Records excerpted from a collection
# # # # # # #
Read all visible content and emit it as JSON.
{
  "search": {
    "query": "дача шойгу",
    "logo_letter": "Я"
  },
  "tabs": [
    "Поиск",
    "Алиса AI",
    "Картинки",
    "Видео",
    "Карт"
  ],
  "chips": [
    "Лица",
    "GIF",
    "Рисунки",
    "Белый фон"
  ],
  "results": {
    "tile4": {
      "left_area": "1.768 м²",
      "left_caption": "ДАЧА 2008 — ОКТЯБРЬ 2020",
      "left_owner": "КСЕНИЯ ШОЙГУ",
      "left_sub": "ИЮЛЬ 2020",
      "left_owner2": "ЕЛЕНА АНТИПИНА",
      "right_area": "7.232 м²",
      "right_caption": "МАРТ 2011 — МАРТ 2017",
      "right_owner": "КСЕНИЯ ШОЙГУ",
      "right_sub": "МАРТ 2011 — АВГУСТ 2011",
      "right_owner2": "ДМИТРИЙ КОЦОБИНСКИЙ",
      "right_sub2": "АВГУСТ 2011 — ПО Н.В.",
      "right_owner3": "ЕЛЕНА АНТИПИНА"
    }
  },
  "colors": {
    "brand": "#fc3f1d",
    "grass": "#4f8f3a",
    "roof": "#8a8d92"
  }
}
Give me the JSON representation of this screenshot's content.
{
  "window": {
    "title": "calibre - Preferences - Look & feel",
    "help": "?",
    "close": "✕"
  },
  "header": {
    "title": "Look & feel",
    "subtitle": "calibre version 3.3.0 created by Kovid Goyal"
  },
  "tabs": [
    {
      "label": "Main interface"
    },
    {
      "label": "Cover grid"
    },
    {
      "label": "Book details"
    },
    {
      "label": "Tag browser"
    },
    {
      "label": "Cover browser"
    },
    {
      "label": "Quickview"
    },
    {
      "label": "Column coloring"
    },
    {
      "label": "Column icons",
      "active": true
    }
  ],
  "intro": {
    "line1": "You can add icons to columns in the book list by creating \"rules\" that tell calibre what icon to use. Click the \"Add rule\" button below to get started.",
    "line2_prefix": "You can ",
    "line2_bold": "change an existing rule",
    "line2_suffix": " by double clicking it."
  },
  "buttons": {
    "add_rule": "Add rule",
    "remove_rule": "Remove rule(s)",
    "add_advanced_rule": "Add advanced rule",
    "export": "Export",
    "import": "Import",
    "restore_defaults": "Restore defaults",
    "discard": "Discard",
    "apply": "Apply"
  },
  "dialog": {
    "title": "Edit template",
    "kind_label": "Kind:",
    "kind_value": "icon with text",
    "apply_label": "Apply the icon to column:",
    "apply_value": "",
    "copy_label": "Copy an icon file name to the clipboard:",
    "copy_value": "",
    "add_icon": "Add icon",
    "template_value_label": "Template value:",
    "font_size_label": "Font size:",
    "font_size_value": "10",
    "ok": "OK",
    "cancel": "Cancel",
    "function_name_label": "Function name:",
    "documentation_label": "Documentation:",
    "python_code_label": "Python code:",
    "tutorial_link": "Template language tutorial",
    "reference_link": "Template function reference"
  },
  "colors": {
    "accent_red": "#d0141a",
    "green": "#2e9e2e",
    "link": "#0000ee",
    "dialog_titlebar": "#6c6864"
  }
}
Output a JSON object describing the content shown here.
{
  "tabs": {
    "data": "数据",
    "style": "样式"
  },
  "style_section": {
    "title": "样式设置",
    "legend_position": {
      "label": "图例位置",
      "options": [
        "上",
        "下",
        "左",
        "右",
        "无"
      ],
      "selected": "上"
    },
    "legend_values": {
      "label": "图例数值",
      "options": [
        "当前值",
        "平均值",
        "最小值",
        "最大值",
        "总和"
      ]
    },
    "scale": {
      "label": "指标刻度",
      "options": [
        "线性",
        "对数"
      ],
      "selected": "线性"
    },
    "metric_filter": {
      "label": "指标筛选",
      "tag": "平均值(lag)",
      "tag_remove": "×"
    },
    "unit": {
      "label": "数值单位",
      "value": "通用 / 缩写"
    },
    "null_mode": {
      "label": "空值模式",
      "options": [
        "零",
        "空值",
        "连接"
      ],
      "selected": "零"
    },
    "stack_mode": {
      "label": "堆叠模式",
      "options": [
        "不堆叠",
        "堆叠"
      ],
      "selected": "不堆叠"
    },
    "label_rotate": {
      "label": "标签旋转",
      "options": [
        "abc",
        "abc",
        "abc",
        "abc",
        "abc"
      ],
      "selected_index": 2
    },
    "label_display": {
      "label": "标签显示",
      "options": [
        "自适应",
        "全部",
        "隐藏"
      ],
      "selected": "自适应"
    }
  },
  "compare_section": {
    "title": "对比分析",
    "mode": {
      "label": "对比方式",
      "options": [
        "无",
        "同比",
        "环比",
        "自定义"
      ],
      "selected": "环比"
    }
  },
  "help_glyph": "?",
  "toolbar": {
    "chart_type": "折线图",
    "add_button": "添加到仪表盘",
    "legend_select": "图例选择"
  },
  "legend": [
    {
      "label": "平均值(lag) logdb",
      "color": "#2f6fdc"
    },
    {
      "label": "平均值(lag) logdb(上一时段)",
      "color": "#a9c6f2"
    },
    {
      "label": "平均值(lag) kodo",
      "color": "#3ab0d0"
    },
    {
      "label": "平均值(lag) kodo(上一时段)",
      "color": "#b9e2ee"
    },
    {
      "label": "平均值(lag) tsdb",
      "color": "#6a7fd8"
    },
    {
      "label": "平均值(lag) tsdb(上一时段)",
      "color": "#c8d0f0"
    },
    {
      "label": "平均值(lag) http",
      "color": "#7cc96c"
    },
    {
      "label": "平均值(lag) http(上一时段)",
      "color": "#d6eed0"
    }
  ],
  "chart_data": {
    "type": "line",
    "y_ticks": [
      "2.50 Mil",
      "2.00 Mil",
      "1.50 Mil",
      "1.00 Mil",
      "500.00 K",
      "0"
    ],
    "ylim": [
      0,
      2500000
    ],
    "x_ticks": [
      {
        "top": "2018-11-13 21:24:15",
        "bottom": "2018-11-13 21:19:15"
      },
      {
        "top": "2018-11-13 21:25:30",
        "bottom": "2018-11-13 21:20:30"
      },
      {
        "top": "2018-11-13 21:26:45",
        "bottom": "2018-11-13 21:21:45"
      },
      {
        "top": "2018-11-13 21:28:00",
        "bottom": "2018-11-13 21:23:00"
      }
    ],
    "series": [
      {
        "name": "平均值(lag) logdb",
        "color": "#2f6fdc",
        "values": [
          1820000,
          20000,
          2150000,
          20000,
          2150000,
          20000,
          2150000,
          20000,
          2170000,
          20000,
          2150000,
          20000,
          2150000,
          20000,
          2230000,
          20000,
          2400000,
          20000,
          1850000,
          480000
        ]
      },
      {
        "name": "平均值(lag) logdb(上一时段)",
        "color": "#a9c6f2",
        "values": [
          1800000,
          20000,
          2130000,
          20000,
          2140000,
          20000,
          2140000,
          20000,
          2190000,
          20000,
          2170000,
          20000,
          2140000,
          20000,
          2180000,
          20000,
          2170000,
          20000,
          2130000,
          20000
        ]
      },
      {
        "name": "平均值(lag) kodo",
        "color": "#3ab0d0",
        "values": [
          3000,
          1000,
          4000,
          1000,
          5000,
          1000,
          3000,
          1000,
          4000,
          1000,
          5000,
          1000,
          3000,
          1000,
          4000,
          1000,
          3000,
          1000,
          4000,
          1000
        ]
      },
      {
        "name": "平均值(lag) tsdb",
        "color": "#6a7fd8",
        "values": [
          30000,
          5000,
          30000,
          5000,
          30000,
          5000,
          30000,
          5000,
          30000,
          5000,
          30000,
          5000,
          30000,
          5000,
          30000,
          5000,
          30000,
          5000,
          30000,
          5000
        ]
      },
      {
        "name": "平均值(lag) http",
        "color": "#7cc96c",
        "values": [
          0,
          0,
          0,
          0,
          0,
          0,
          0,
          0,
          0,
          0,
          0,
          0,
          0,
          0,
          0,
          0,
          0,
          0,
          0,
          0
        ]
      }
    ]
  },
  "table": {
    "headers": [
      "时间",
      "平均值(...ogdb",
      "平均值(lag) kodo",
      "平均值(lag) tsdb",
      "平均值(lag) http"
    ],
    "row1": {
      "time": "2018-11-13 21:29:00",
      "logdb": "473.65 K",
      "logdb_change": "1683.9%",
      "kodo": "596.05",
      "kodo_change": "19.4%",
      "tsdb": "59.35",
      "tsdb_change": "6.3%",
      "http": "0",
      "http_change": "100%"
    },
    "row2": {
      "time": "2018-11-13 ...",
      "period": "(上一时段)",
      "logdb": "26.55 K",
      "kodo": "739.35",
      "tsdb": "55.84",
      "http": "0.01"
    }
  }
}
# # # # # # #
§ WRITTEN REQUEST
From the listing above, copy every line that holds the string "JSON".

§ TASK SOLUTION
Read all visible content and emit it as JSON.
Give me the JSON representation of this screenshot's content.
Output a JSON object describing the content shown here.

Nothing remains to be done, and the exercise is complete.